__TASK STATEMENT__. What is the number of lines holding the word "Alojamientos"? Write that number and nothing else.

** BEGIN WORKING DATA **

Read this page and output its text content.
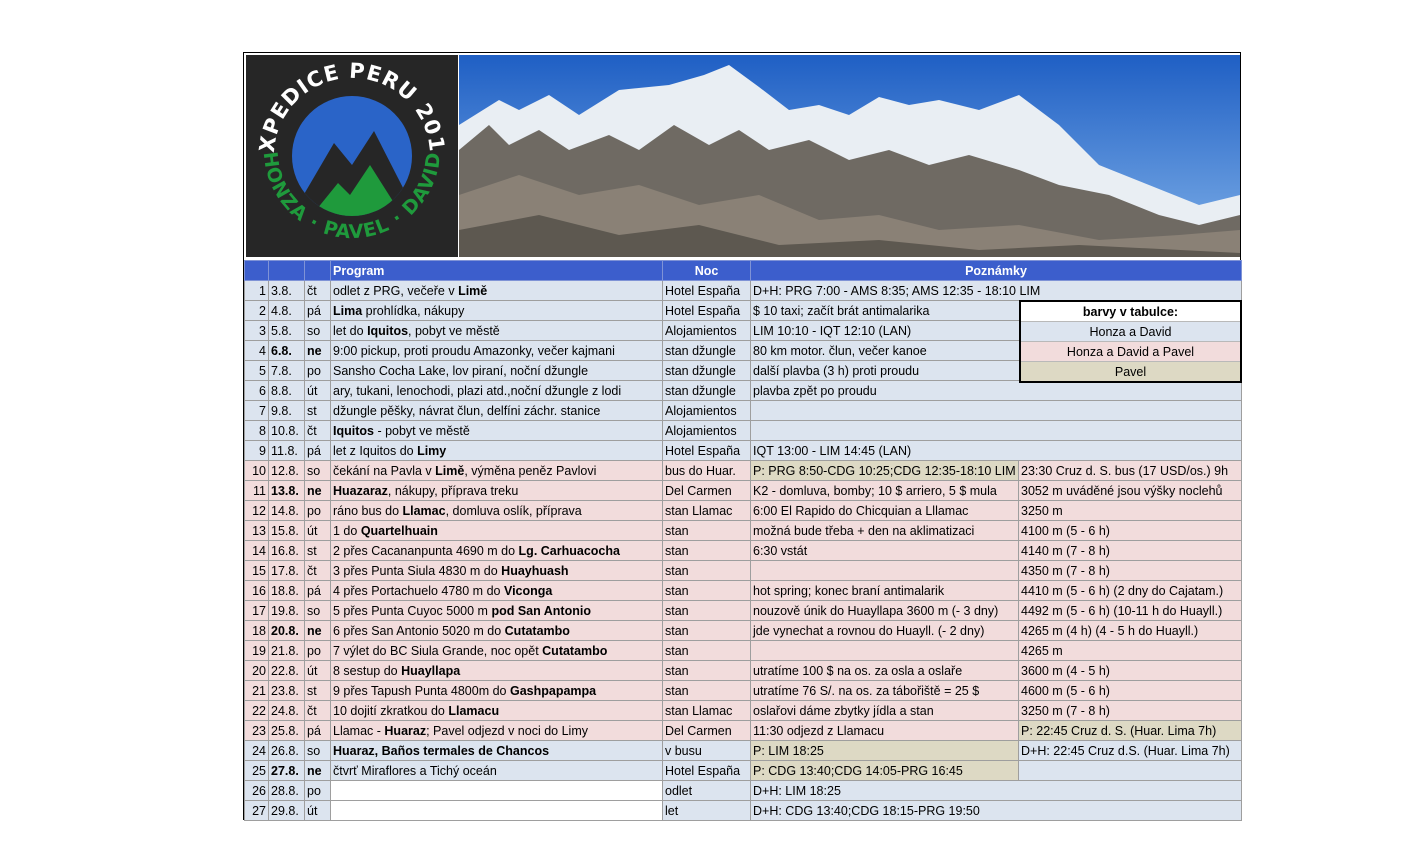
XPEDICE PERU 201
HONZA · PAVEL · DAVID
			Program	Noc	Poznámky	
1	3.8.	čt	odlet z PRG, večeře v Limě	Hotel España	D+H: PRG 7:00 - AMS 8:35; AMS 12:35 - 18:10 LIM	
2	4.8.	pá	Lima prohlídka, nákupy	Hotel España	$ 10 taxi; začít brát antimalarika	
3	5.8.	so	let do Iquitos, pobyt ve městě	Alojamientos	LIM 10:10 - IQT 12:10 (LAN)	
4	6.8.	ne	9:00 pickup, proti proudu Amazonky, večer kajmani	stan džungle	80 km motor. člun, večer kanoe	
5	7.8.	po	Sansho Cocha Lake, lov piraní, noční džungle	stan džungle	další plavba (3 h) proti proudu	
6	8.8.	út	ary, tukani, lenochodi, plazi atd.,noční džungle z lodi	stan džungle	plavba zpět po proudu	
7	9.8.	st	džungle pěšky, návrat člun, delfíni záchr. stanice	Alojamientos		
8	10.8.	čt	Iquitos - pobyt ve městě	Alojamientos		
9	11.8.	pá	let z Iquitos do Limy	Hotel España	IQT 13:00 - LIM 14:45 (LAN)	
10	12.8.	so	čekání na Pavla v Limě, výměna peněz Pavlovi	bus do Huar.	P: PRG 8:50-CDG 10:25;CDG 12:35-18:10 LIM	23:30 Cruz d. S. bus (17 USD/os.) 9h
11	13.8.	ne	Huazaraz, nákupy, příprava treku	Del Carmen	K2 - domluva, bomby; 10 $ arriero, 5 $ mula	3052 m uváděné jsou výšky noclehů
12	14.8.	po	ráno bus do Llamac, domluva oslík, příprava	stan Llamac	6:00 El Rapido do Chicquian a Lllamac	3250 m
13	15.8.	út	1 do Quartelhuain	stan	možná bude třeba + den na aklimatizaci	4100 m (5 - 6 h)
14	16.8.	st	2 přes Cacananpunta 4690 m do Lg. Carhuacocha	stan	6:30 vstát	4140 m (7 - 8 h)
15	17.8.	čt	3 přes Punta Siula 4830 m do Huayhuash	stan		4350 m (7 - 8 h)
16	18.8.	pá	4 přes Portachuelo 4780 m do Viconga	stan	hot spring; konec braní antimalarik	4410 m (5 - 6 h) (2 dny do Cajatam.)
17	19.8.	so	5 přes Punta Cuyoc 5000 m pod San Antonio	stan	nouzově únik do Huayllapa 3600 m (- 3 dny)	4492 m (5 - 6 h) (10-11 h do Huayll.)
18	20.8.	ne	6 přes San Antonio 5020 m do Cutatambo	stan	jde vynechat a rovnou do Huayll. (- 2 dny)	4265 m (4 h) (4 - 5 h do Huayll.)
19	21.8.	po	7 výlet do BC Siula Grande, noc opět Cutatambo	stan		4265 m
20	22.8.	út	8 sestup do Huayllapa	stan	utratíme 100 $ na os. za osla a oslaře	3600 m (4 - 5 h)
21	23.8.	st	9 přes Tapush Punta 4800m do Gashpapampa	stan	utratíme 76 S/. na os. za tábořiště = 25 $	4600 m (5 - 6 h)
22	24.8.	čt	10 dojití zkratkou do Llamacu	stan Llamac	oslařovi dáme zbytky jídla a stan	3250 m (7 - 8 h)
23	25.8.	pá	Llamac - Huaraz; Pavel odjezd v noci do Limy	Del Carmen	11:30 odjezd z Llamacu	P: 22:45 Cruz d. S. (Huar. Lima 7h)
24	26.8.	so	Huaraz, Baños termales de Chancos	v busu	P: LIM 18:25	D+H: 22:45 Cruz d.S. (Huar. Lima 7h)
25	27.8.	ne	čtvrť Miraflores a Tichý oceán	Hotel España	P: CDG 13:40;CDG 14:05-PRG 16:45	
26	28.8.	po		odlet	D+H: LIM 18:25	
27	29.8.	út		let	D+H: CDG 13:40;CDG 18:15-PRG 19:50	
barvy v tabulce:
Honza a David
Honza a David a Pavel
Pavel
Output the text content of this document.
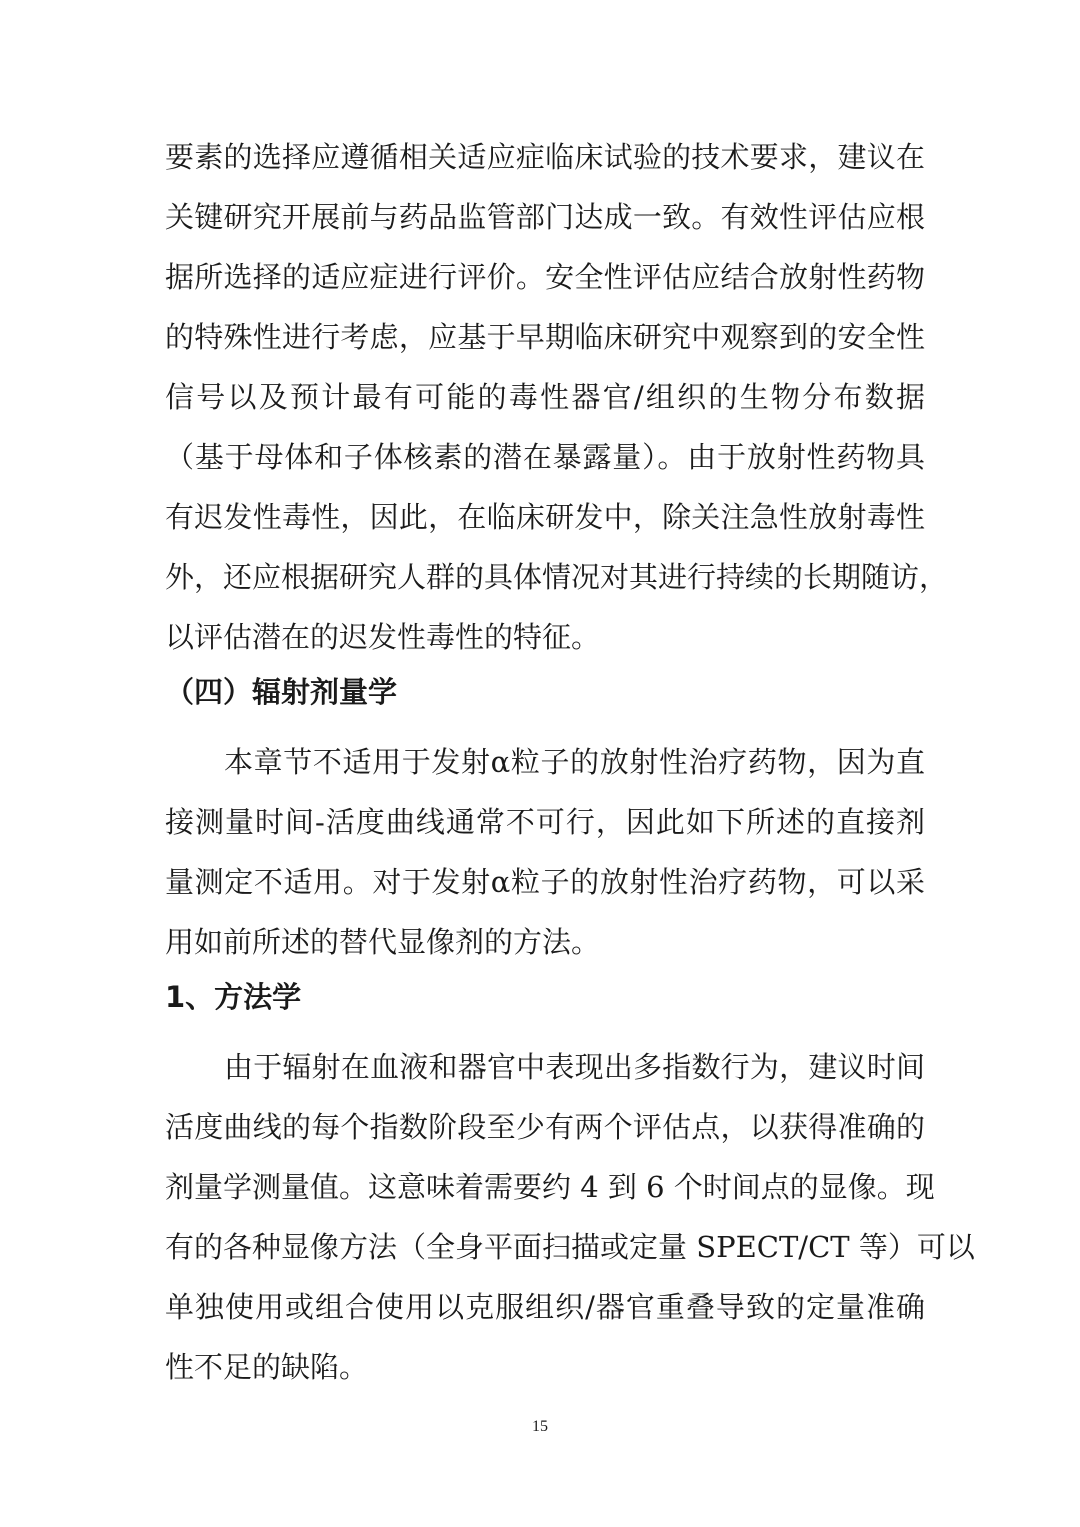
要素的选择应遵循相关适应症临床试验的技术要求，建议在
关键研究开展前与药品监管部门达成一致。有效性评估应根
据所选择的适应症进行评价。安全性评估应结合放射性药物
的特殊性进行考虑，应基于早期临床研究中观察到的安全性
信号以及预计最有可能的毒性器官/组织的生物分布数据
（基于母体和子体核素的潜在暴露量）。由于放射性药物具
有迟发性毒性，因此，在临床研发中，除关注急性放射毒性
外，还应根据研究人群的具体情况对其进行持续的长期随访，
以评估潜在的迟发性毒性的特征。
（四）辐射剂量学
本章节不适用于发射α粒子的放射性治疗药物，因为直
接测量时间-活度曲线通常不可行，因此如下所述的直接剂
量测定不适用。对于发射α粒子的放射性治疗药物，可以采
用如前所述的替代显像剂的方法。
1、方法学
由于辐射在血液和器官中表现出多指数行为，建议时间
活度曲线的每个指数阶段至少有两个评估点，以获得准确的
剂量学测量值。这意味着需要约 4 到 6 个时间点的显像。现
有的各种显像方法（全身平面扫描或定量 SPECT/CT 等）可以
单独使用或组合使用以克服组织/器官重叠导致的定量准确
性不足的缺陷。
15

** END WORKING DATA **

__SOLUTION TO THE EXERCISE__. 3